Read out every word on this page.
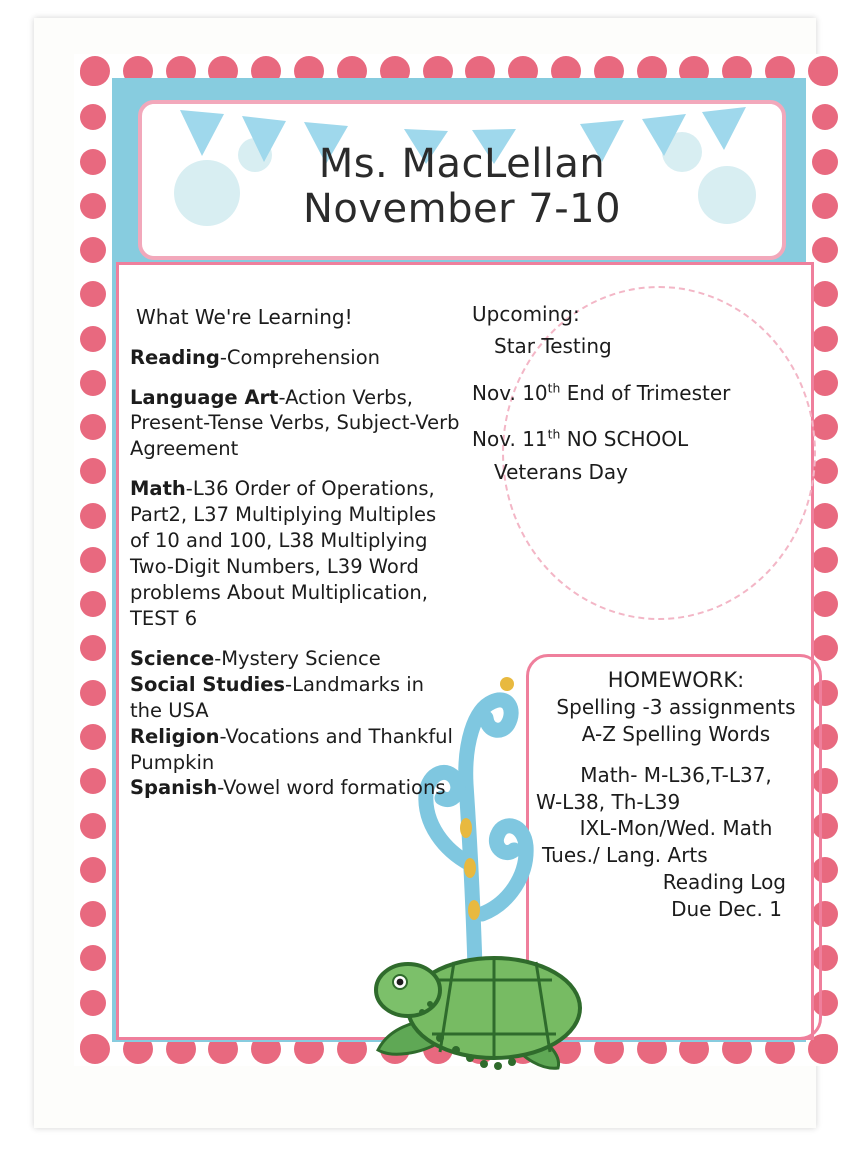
Ms. MacLellan
November 7-10
What We're Learning!

Reading-Comprehension

Language Art-Action Verbs, Present-Tense Verbs, Subject-Verb Agreement

Math-L36 Order of Operations, Part2, L37 Multiplying Multiples of 10 and 100, L38 Multiplying Two-Digit Numbers, L39 Word problems About Multiplication, TEST 6

Science-Mystery Science

Social Studies-Landmarks in the USA

Religion-Vocations and Thankful Pumpkin

Spanish-Vowel word formations

Upcoming:

Star Testing

Nov. 10th End of Trimester

Nov. 11th NO SCHOOL

Veterans Day

HOMEWORK:
Spelling -3 assignments
A-Z Spelling Words

Math- M-L36,T-L37,
W-L38, Th-L39
IXL-Mon/Wed. Math
Tues./ Lang. Arts
Reading Log
Due Dec. 1
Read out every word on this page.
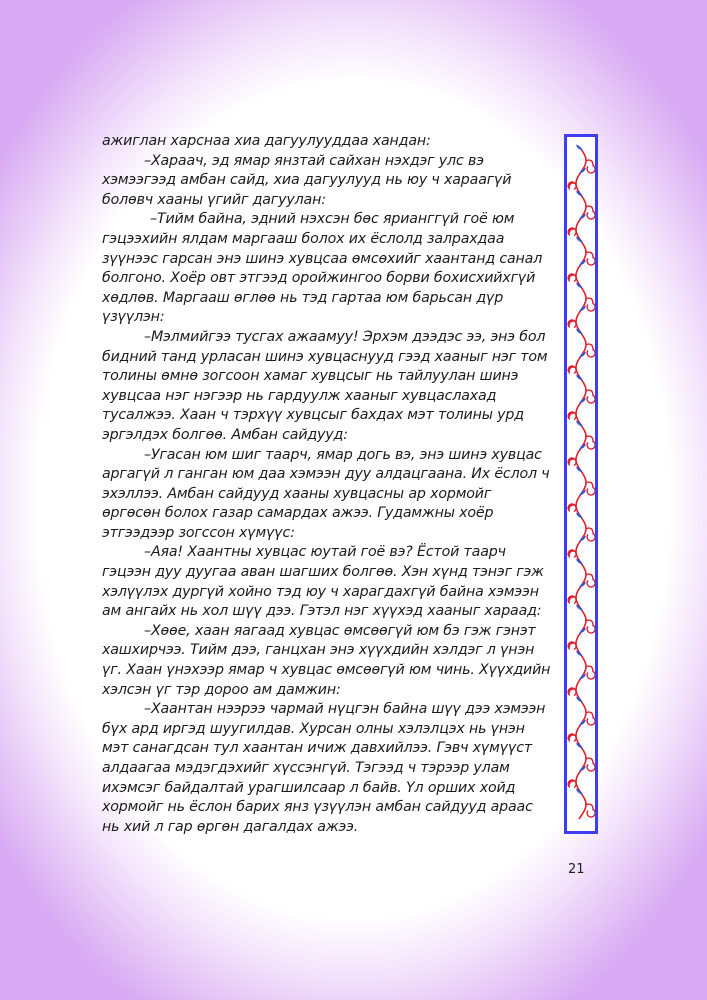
ажиглан харснаа хиа дагуулууддаа хандан:

–Хараач, эд ямар янзтай сайхан нэхдэг улс вэ хэмээгээд амбан сайд, хиа дагуулууд нь юу ч хараагүй болөвч хааны үгийг дагуулан:

–Тийм байна, эдний нэхсэн бөс ярианггүй гоё юм гэцээхийн ялдам маргааш болох их ёслолд залрахдаа зүүнээс гарсан энэ шинэ хувцсаа өмсөхийг хаантанд санал болгоно. Хоёр овт этгээд оройжингоо борви бохисхийхгүй хөдлөв. Маргааш өглөө нь тэд гартаа юм барьсан дүр үзүүлэн:

–Мэлмийгээ тусгах ажаамуу! Эрхэм дээдэс ээ, энэ бол бидний танд урласан шинэ хувцаснууд гээд хааныг нэг том толины өмнө зогсоон хамаг хувцсыг нь тайлуулан шинэ хувцсаа нэг нэгээр нь гардуулж хааныг хувцаслахад тусалжээ. Хаан ч тэрхүү хувцсыг бахдах мэт толины урд эргэлдэх болгөө. Амбан сайдууд:

–Угасан юм шиг таарч, ямар догь вэ, энэ шинэ хувцас аргагүй л ганган юм даа хэмээн дуу алдацгаана. Их ёслол ч эхэллээ. Амбан сайдууд хааны хувцасны ар хормойг өргөсөн болох газар самардах ажээ. Гудамжны хоёр этгээдээр зогссон хүмүүс:

–Аяа! Хаантны хувцас юутай гоё вэ? Ёстой таарч гэцээн дуу дуугаа аван шагших болгөө. Хэн хүнд тэнэг гэж хэлүүлэх дургүй хойно тэд юу ч харагдахгүй байна хэмээн ам ангайх нь хол шүү дээ. Гэтэл нэг хүүхэд хааныг хараад:

–Хөөе, хаан яагаад хувцас өмсөөгүй юм бэ гэж гэнэт хашхирчээ. Тийм дээ, ганцхан энэ хүүхдийн хэлдэг л үнэн үг. Хаан үнэхээр ямар ч хувцас өмсөөгүй юм чинь. Хүүхдийн хэлсэн үг тэр дороо ам дамжин:

–Хаантан нээрээ чармай нүцгэн байна шүү дээ хэмээн бүх ард иргэд шуугилдав. Хурсан олны хэлэлцэх нь үнэн мэт санагдсан тул хаантан ичиж давхийлээ. Гэвч хүмүүст алдаагаа мэдэгдэхийг хүссэнгүй. Тэгээд ч тэрээр улам ихэмсэг байдалтай урагшилсаар л байв. Үл орших хойд хормойг нь ёслон барих янз үзүүлэн амбан сайдууд араас нь хий л гар өргөн дагалдах ажээ.

21
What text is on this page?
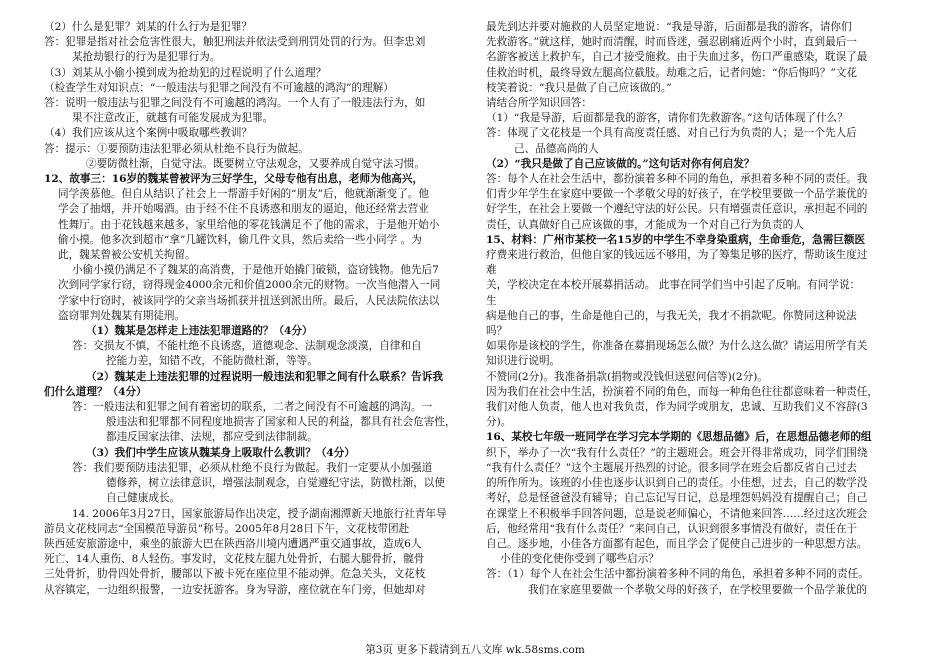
（2）什么是犯罪？刘某的什么行为是犯罪？

答：犯罪是指对社会危害性很大，触犯刑法并依法受到刑罚处罚的行为。但李忠刘

某抢劫银行的行为是犯罪行为。

（3）刘某从小偷小摸到成为抢劫犯的过程说明了什么道理？

（检查学生对知识点：“一般违法与犯罪之间没有不可逾越的鸿沟”的理解）

答：说明一般违法与犯罪之间没有不可逾越的鸿沟。一个人有了一般违法行为，如

果不注意改正，就越有可能发展成为犯罪。

（4）我们应该从这个案例中吸取哪些教训？

答：提示：①要预防违法犯罪必须从杜绝不良行为做起。

②要防微杜渐，自觉守法。既要树立守法观念，又要养成自觉守法习惯。

12、故事三：16岁的魏某曾被评为三好学生，父母专他有出息，老师为他高兴，

同学羡慕他。但自从结识了社会上一帮游手好闲的“朋友”后，他就渐渐变了。他

学会了抽烟，并开始喝酒。由于经不住不良诱惑和朋友的逼迫，他还经常去营业

性舞厅。由于花钱越来越多，家里给他的零花钱满足不了他的需求，于是他开始小

偷小摸。他多次到超市“拿”几罐饮料，偷几件文具，然后卖给一些小同学 。为

此，魏某曾被公安机关拘留。

小偷小摸仍满足不了魏某的高消费，于是他开始撬门破锁，盗窃钱物。他先后7

次到同学家行窃，窃得现金4000余元和价值2000余元的财物。一次当他潜入一同

学家中行窃时，被该同学的父亲当场抓获并扭送到派出所。最后，人民法院依法以

盗窃罪判处魏某有期徒刑。

（1）魏某是怎样走上违法犯罪道路的？（4分）

答：交损友不慎，不能杜绝不良诱惑，道德观念、法制观念淡漠，自律和自

控能力差，知错不改，不能防微杜渐，等等。

（2）魏某走上违法犯罪的过程说明一般违法和犯罪之间有什么联系？告诉我

们什么道理？（4分）

答：一般违法和犯罪之间有着密切的联系，二者之间没有不可逾越的鸿沟。一

般违法和犯罪都不同程度地损害了国家和人民的利益，都具有社会危害性，

都违反国家法律、法规，都应受到法律制裁。

（3）我们中学生应该从魏某身上吸取什么教训？（4分）

答：我们要预防违法犯罪，必须从杜绝不良行为做起。我们一定要从小加强道

德修养，树立法律意识，增强法制观念，自觉遵纪守法，防微杜渐，以使

自己健康成长。

14. 2006年3月27日，国家旅游局作出决定，授予湖南湘潭新天地旅行社青年导

游员文花枝同志“全国模范导游员”称号。2005年8月28日下午，文花枝带团赴

陕西延安旅游途中，乘坐的旅游大巴在陕西洛川境内遭遇严重交通事故，造成6人

死亡、14人重伤、8人轻伤。事发时，文花枝左腿九处骨折，右腿大腿骨折，髋骨

三处骨折，肋骨四处骨折，腰部以下被卡死在座位里不能动弹。危急关头，文花枝

从容镇定，一边组织报警，一边安抚游客。身为导游，座位就在车门旁，但她却对

最先到达并要对施救的人员坚定地说：“我是导游，后面都是我的游客，请你们

先救游客。”就这样，她时而清醒，时而昏迷，强忍剧痛近两个小时，直到最后一

名游客被送上救护车，自己才接受施救。由于失血过多，伤口严重感染，耽误了最

佳救治时机，最终导致左腿高位截肢。劫难之后，记者问她：“你后悔吗？”文花

枝笑着说：“我只是做了自己应该做的。”

请结合所学知识回答：

（1）“我是导游，后面都是我的游客，请你们先救游客。”这句话体现了什么？

答：体现了文花枝是一个具有高度责任感、对自己行为负责的人；是一个先人后

己、品德高尚的人

（2）“我只是做了自己应该做的。”这句话对你有何启发？

答：每个人在社会生活中，都扮演着多种不同的角色，承担着多种不同的责任。我

们青少年学生在家庭中要做一个孝敬父母的好孩子，在学校里要做一个品学兼优的

好学生，在社会上要做一个遵纪守法的好公民。只有增强责任意识，承担起不同的

责任，认真做好自己应该做的事，才能成为一个对自己行为负责的人

15、材料：广州市某校一名15岁的中学生不幸身染重病，生命垂危，急需巨额医

疗费来进行救治，但他自家的钱远远不够用，为了筹集足够的医疗，帮助该生度过

难

关，学校决定在本校开展募捐活动。 此事在同学们当中引起了反响。有同学说：

生

病是他自己的事，生命是他自己的，与我无关，我才不捐款呢。你赞同这种说法

吗？

如果你是该校的学生，你准备在募捐现场怎么做？为什么这么做？请运用所学有关

知识进行说明。

不赞同(2分)。我准备捐款(捐物或没钱但送慰问信等)(2分)。

因为我们在社会中生活，扮演着不同的角色，而每一种角色往往都意味着一种责任，

我们对他人负责，他人也对我负责，作为同学或朋友，忠诚、互助我们义不容辞(3

分)。

16、某校七年级一班同学在学习完本学期的《思想品德》后，在思想品德老师的组

织下，举办了一次“我有什么责任？”的主题班会。班会开得非常成功，同学们围绕

“我有什么责任？”这个主题展开热烈的讨论。很多同学在班会后都反省自己过去

的所作所为。该班的小佳也逐步认识到自己的责任。小佳想，过去，自己的数学没

考好，总是怪爸爸没有辅导；自己忘记写日记，总是埋怨妈妈没有提醒自己；自己

在课堂上不积极举手回答问题，总是说老师偏心，不请他来回答……经过这次班会

后，他经常用“我有什么责任？”来问自己，认识到很多事情没有做好，责任在于

自己。逐步地，小佳各方面都有起色，而且学会了促使自己进步的一种思想方法。

小佳的变化使你受到了哪些启示？

答：（1）每个人在社会生活中都扮演着多种不同的角色，承担着多种不同的责任。

我们在家庭里要做一个孝敬父母的好孩子，在学校里要做一个品学兼优的

第3页 更多下载请到五八文库 wk.58sms.com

---------------

- _The task_: Say how many lines in the listing above include "хааныг". Give nothing but the number.

- _Exercise result_: 2